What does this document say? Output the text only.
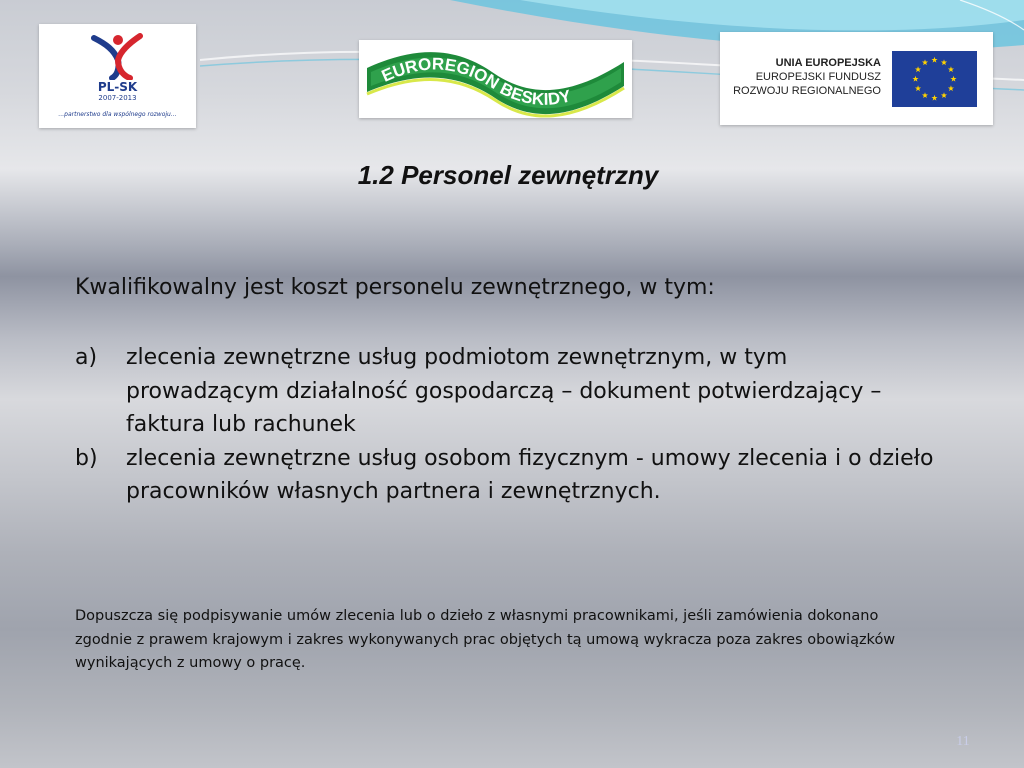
PL-SK
2007-2013
...partnerstwo dla wspólnego rozwoju...
EUROREGION BESKIDY
UNIA EUROPEJSKA
EUROPEJSKI FUNDUSZ
ROZWOJU REGIONALNEGO
1.2 Personel zewnętrzny
Kwalifikowalny jest koszt personelu zewnętrznego, w tym:
a)	zlecenia zewnętrzne usług podmiotom zewnętrznym, w tym prowadzącym działalność gospodarczą – dokument potwierdzający – faktura lub rachunek
b)	zlecenia zewnętrzne usług osobom fizycznym - umowy zlecenia i o dzieło pracowników własnych partnera i zewnętrznych.
Dopuszcza się podpisywanie umów zlecenia lub o dzieło z własnymi pracownikami, jeśli zamówienia dokonano zgodnie z prawem krajowym i zakres wykonywanych prac objętych tą umową wykracza poza zakres obowiązków wynikających z umowy o pracę.
11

+===+

Reproduce the records, all of them, word for word; omit the pictures.

Answer to this task:
What does this document say? Output the text only.
PL-SK
2007-2013
...partnerstwo dla wspólnego rozwoju...
EUROREGION BESKIDY
UNIA EUROPEJSKA
EUROPEJSKI FUNDUSZ
ROZWOJU REGIONALNEGO
1.2 Personel zewnętrzny
Kwalifikowalny jest koszt personelu zewnętrznego, w tym:
a)	zlecenia zewnętrzne usług podmiotom zewnętrznym, w tym prowadzącym działalność gospodarczą – dokument potwierdzający – faktura lub rachunek
b)	zlecenia zewnętrzne usług osobom fizycznym - umowy zlecenia i o dzieło pracowników własnych partnera i zewnętrznych.
Dopuszcza się podpisywanie umów zlecenia lub o dzieło z własnymi pracownikami, jeśli zamówienia dokonano zgodnie z prawem krajowym i zakres wykonywanych prac objętych tą umową wykracza poza zakres obowiązków wynikających z umowy o pracę.
11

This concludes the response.